>> BEGIN Recorded information

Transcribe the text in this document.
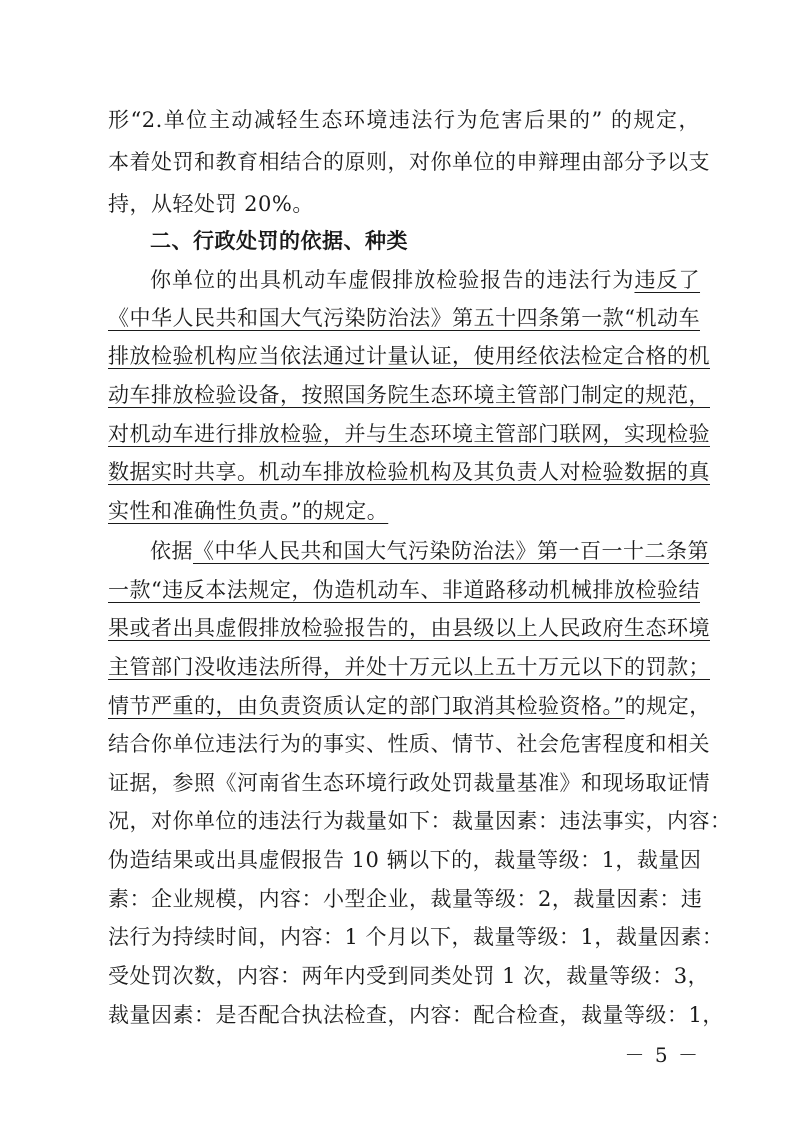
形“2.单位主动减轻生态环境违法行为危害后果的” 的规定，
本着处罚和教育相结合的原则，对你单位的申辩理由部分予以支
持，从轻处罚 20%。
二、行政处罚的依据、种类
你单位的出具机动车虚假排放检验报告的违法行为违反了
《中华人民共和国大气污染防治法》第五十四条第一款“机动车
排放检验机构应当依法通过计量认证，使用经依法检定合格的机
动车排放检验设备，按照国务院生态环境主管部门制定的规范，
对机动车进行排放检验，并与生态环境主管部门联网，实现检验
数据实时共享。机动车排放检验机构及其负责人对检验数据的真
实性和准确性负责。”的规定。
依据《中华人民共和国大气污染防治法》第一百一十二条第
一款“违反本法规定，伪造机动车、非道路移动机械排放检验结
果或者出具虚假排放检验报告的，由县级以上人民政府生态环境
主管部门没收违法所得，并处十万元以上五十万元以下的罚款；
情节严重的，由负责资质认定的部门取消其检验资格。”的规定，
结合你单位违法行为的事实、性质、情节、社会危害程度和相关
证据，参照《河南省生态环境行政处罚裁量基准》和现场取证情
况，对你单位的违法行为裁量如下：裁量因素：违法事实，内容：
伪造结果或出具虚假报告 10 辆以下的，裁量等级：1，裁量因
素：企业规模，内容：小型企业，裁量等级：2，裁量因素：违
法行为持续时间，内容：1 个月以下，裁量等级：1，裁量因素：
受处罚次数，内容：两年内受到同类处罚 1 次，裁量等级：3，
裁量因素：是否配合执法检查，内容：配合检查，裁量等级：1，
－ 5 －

>> END Recorded information
>> BEGIN Recorded information

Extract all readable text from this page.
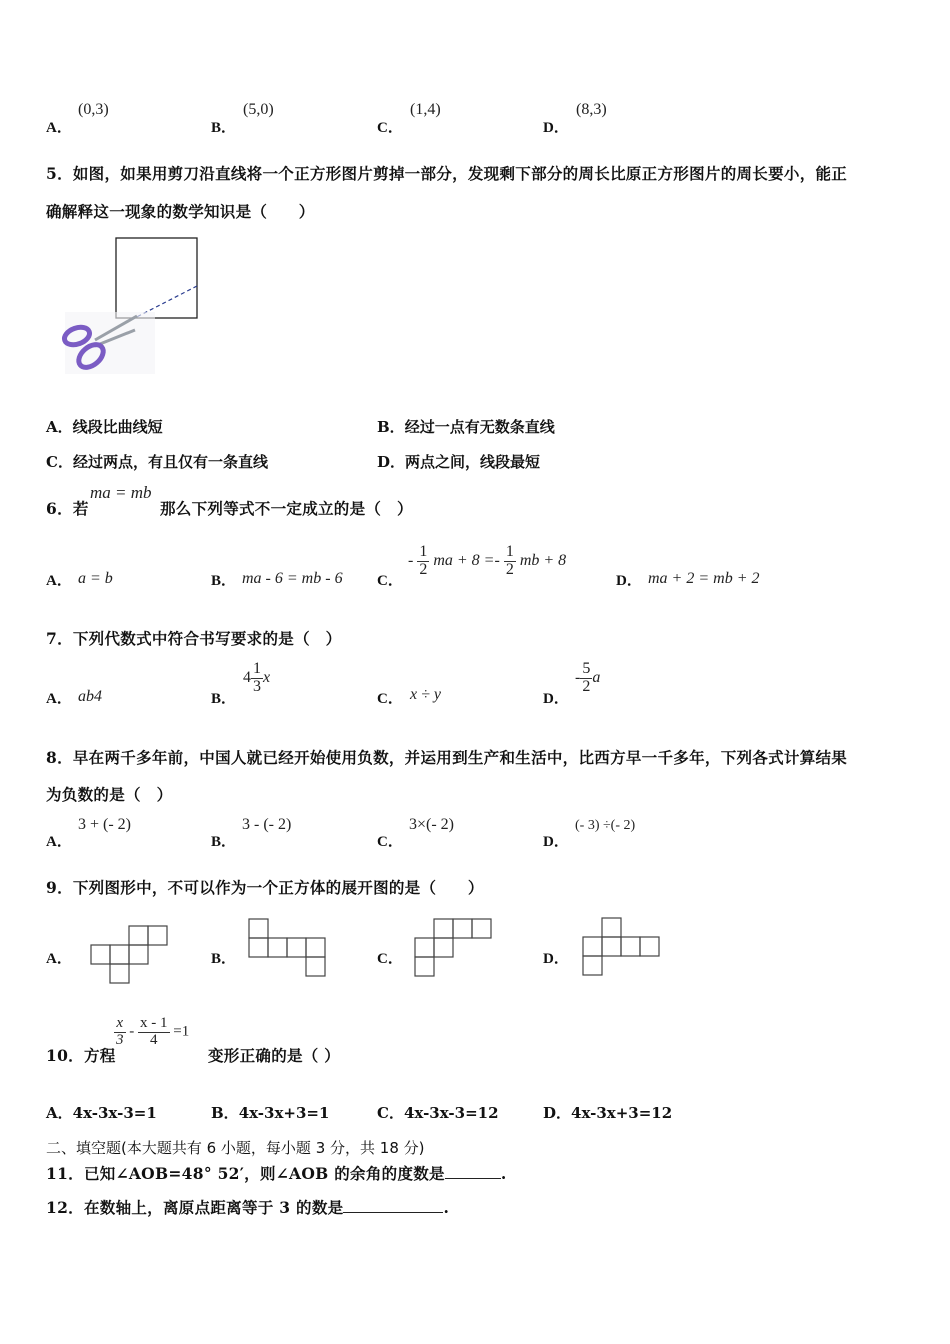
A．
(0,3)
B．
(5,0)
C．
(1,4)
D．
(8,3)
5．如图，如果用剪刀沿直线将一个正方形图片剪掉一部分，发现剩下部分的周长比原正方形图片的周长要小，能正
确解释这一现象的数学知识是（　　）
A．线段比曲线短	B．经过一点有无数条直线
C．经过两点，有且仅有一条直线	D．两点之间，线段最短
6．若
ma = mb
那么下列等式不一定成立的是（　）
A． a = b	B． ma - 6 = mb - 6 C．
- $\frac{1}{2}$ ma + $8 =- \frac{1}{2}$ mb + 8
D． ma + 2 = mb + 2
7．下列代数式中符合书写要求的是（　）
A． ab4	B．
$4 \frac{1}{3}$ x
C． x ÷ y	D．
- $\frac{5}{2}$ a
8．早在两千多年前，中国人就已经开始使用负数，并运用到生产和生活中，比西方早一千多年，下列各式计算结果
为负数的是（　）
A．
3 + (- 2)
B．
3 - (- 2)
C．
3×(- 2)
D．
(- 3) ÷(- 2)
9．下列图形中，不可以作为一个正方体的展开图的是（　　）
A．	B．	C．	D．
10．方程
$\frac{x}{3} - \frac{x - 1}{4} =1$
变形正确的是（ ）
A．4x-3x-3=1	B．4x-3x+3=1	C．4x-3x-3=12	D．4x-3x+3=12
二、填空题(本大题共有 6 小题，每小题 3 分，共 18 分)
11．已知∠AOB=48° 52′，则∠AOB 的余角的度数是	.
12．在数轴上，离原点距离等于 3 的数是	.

>> END Recorded information
>> BEGIN Recorded information

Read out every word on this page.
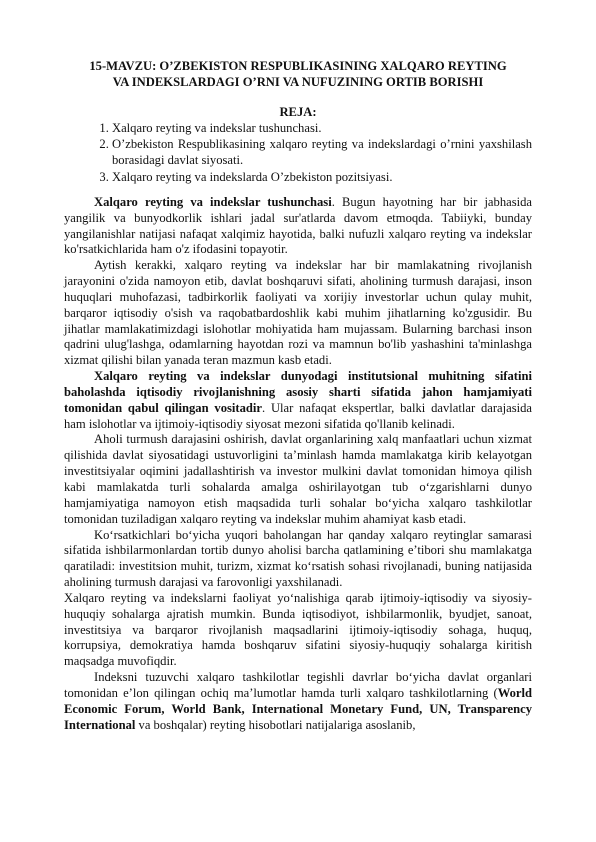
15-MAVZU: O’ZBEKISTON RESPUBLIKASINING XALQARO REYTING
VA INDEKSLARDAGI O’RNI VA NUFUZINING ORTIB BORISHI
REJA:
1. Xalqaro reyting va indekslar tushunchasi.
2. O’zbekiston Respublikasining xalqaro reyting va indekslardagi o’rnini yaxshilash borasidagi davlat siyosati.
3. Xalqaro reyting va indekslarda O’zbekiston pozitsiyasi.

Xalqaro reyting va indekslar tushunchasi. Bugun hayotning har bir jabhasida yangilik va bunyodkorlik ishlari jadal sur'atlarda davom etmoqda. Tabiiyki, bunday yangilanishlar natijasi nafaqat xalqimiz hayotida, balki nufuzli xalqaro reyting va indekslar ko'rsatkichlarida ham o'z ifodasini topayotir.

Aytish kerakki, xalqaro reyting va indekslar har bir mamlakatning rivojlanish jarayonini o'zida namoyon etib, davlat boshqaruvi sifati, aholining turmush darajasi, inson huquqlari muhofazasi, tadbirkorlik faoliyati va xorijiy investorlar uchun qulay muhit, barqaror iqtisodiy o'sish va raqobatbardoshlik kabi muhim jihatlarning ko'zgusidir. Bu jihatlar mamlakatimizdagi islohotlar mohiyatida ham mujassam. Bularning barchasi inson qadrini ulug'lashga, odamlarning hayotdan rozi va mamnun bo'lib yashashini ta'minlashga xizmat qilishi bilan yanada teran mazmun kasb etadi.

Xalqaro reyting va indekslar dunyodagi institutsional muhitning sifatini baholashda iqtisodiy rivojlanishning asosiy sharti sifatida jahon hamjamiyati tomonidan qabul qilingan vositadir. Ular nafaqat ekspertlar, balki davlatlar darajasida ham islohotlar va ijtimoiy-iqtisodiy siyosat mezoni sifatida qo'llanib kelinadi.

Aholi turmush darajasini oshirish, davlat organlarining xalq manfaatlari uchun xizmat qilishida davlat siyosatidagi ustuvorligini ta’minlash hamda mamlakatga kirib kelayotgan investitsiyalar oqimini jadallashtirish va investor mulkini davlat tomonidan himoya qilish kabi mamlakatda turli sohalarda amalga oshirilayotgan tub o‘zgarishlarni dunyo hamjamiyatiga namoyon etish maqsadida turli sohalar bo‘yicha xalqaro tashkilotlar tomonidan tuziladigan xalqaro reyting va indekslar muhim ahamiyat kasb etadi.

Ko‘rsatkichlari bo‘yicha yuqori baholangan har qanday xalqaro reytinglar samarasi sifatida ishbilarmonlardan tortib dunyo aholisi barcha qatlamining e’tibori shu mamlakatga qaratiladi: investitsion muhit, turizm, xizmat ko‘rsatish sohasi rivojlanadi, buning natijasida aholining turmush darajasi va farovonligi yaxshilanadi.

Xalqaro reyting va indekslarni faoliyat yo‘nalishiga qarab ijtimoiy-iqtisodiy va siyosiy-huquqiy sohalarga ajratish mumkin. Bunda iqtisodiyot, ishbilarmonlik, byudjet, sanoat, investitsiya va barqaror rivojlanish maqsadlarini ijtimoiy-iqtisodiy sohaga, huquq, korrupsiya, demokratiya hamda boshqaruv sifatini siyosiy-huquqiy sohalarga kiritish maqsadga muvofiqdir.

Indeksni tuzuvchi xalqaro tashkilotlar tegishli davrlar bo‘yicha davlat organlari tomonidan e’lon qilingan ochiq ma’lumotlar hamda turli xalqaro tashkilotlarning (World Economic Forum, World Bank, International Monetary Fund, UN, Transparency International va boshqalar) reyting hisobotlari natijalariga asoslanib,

>> END Recorded information

Find how many lines of the listing include the string "turli" and give that number, nothing else.

2